### Task details
Retype the whole listing, please, keeping every line exact and dropping the pictures.

* begin Dataset extract *

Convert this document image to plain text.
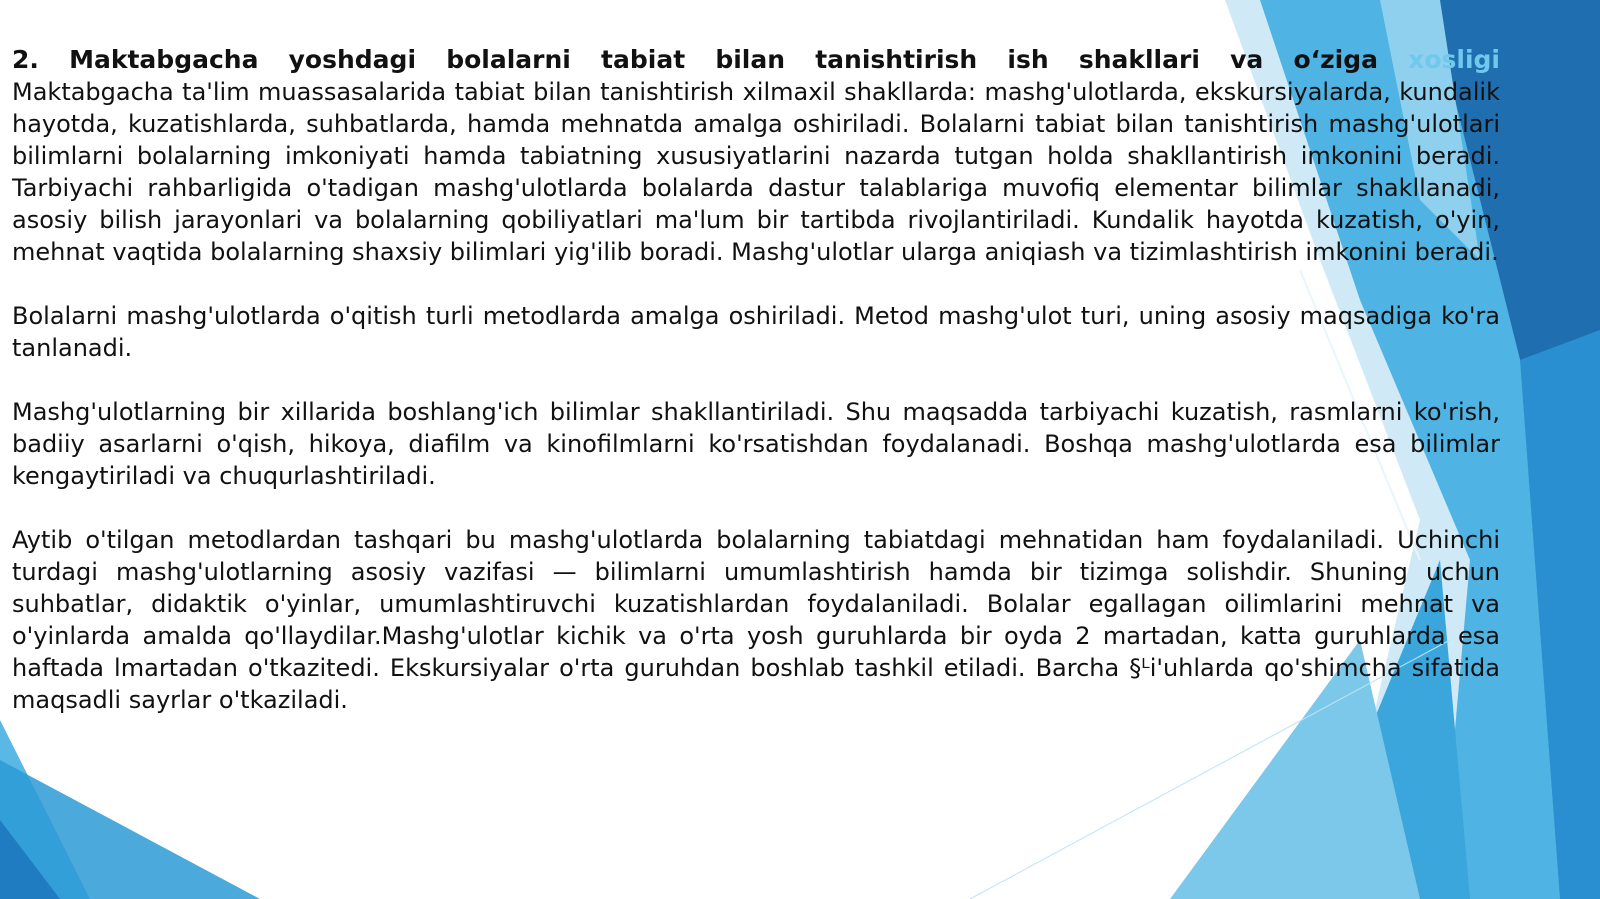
2. Maktabgacha yoshdagi bolalarni tabiat bilan tanishtirish ish shakllari va o‘ziga xosligi

Maktabgacha ta'lim muassasalarida tabiat bilan tanishtirish xilmaxil shakllarda: mashg'ulotlarda, ekskursiyalarda, kundalik hayotda, kuzatishlarda, suhbatlarda, hamda mehnatda amalga oshiriladi. Bolalarni tabiat bilan tanishtirish mashg'ulotlari bilimlarni bolalarning imkoniyati hamda tabiatning xususiyatlarini nazarda tutgan holda shakllantirish imkonini beradi. Tarbiyachi rahbarligida o'tadigan mashg'ulotlarda bolalarda dastur talablariga muvofiq elementar bilimlar shakllanadi, asosiy bilish jarayonlari va bolalarning qobiliyatlari ma'lum bir tartibda rivojlantiriladi. Kundalik hayotda kuzatish, o'yin, mehnat vaqtida bolalarning shaxsiy bilimlari yig'ilib boradi. Mashg'ulotlar ularga aniqiash va tizimlashtirish imkonini beradi.

Bolalarni mashg'ulotlarda o'qitish turli metodlarda amalga oshiriladi. Metod mashg'ulot turi, uning asosiy maqsadiga ko'ra tanlanadi.

Mashg'ulotlarning bir xillarida boshlang'ich bilimlar shakllantiriladi. Shu maqsadda tarbiyachi kuzatish, rasmlarni ko'rish, badiiy asarlarni o'qish, hikoya, diafilm va kinofilmlarni ko'rsatishdan foydalanadi. Boshqa mashg'ulotlarda esa bilimlar kengaytiriladi va chuqurlashtiriladi.

Aytib o'tilgan metodlardan tashqari bu mashg'ulotlarda bolalarning tabiatdagi mehnatidan ham foydalaniladi. Uchinchi turdagi mashg'ulotlarning asosiy vazifasi — bilimlarni umumlashtirish hamda bir tizimga solishdir. Shuning uchun suhbatlar, didaktik o'yinlar, umumlashtiruvchi kuzatishlardan foydalaniladi. Bolalar egallagan oilimlarini mehnat va o'yinlarda amalda qo'llaydilar.Mashg'ulotlar kichik va o'rta yosh guruhlarda bir oyda 2 martadan, katta guruhlarda esa haftada lmartadan o'tkazitedi. Ekskursiyalar o'rta guruhdan boshlab tashkil etiladi. Barcha §ᴸi'uhlarda qo'shimcha sifatida maqsadli sayrlar o'tkaziladi.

* end Dataset extract *

### Task result
Convert this document image to plain text.
2. Maktabgacha yoshdagi bolalarni tabiat bilan tanishtirish ish shakllari va o‘ziga xosligi

Maktabgacha ta'lim muassasalarida tabiat bilan tanishtirish xilmaxil shakllarda: mashg'ulotlarda, ekskursiyalarda, kundalik hayotda, kuzatishlarda, suhbatlarda, hamda mehnatda amalga oshiriladi. Bolalarni tabiat bilan tanishtirish mashg'ulotlari bilimlarni bolalarning imkoniyati hamda tabiatning xususiyatlarini nazarda tutgan holda shakllantirish imkonini beradi. Tarbiyachi rahbarligida o'tadigan mashg'ulotlarda bolalarda dastur talablariga muvofiq elementar bilimlar shakllanadi, asosiy bilish jarayonlari va bolalarning qobiliyatlari ma'lum bir tartibda rivojlantiriladi. Kundalik hayotda kuzatish, o'yin, mehnat vaqtida bolalarning shaxsiy bilimlari yig'ilib boradi. Mashg'ulotlar ularga aniqiash va tizimlashtirish imkonini beradi.

Bolalarni mashg'ulotlarda o'qitish turli metodlarda amalga oshiriladi. Metod mashg'ulot turi, uning asosiy maqsadiga ko'ra tanlanadi.

Mashg'ulotlarning bir xillarida boshlang'ich bilimlar shakllantiriladi. Shu maqsadda tarbiyachi kuzatish, rasmlarni ko'rish, badiiy asarlarni o'qish, hikoya, diafilm va kinofilmlarni ko'rsatishdan foydalanadi. Boshqa mashg'ulotlarda esa bilimlar kengaytiriladi va chuqurlashtiriladi.

Aytib o'tilgan metodlardan tashqari bu mashg'ulotlarda bolalarning tabiatdagi mehnatidan ham foydalaniladi. Uchinchi turdagi mashg'ulotlarning asosiy vazifasi — bilimlarni umumlashtirish hamda bir tizimga solishdir. Shuning uchun suhbatlar, didaktik o'yinlar, umumlashtiruvchi kuzatishlardan foydalaniladi. Bolalar egallagan oilimlarini mehnat va o'yinlarda amalda qo'llaydilar.Mashg'ulotlar kichik va o'rta yosh guruhlarda bir oyda 2 martadan, katta guruhlarda esa haftada lmartadan o'tkazitedi. Ekskursiyalar o'rta guruhdan boshlab tashkil etiladi. Barcha §ᴸi'uhlarda qo'shimcha sifatida maqsadli sayrlar o'tkaziladi.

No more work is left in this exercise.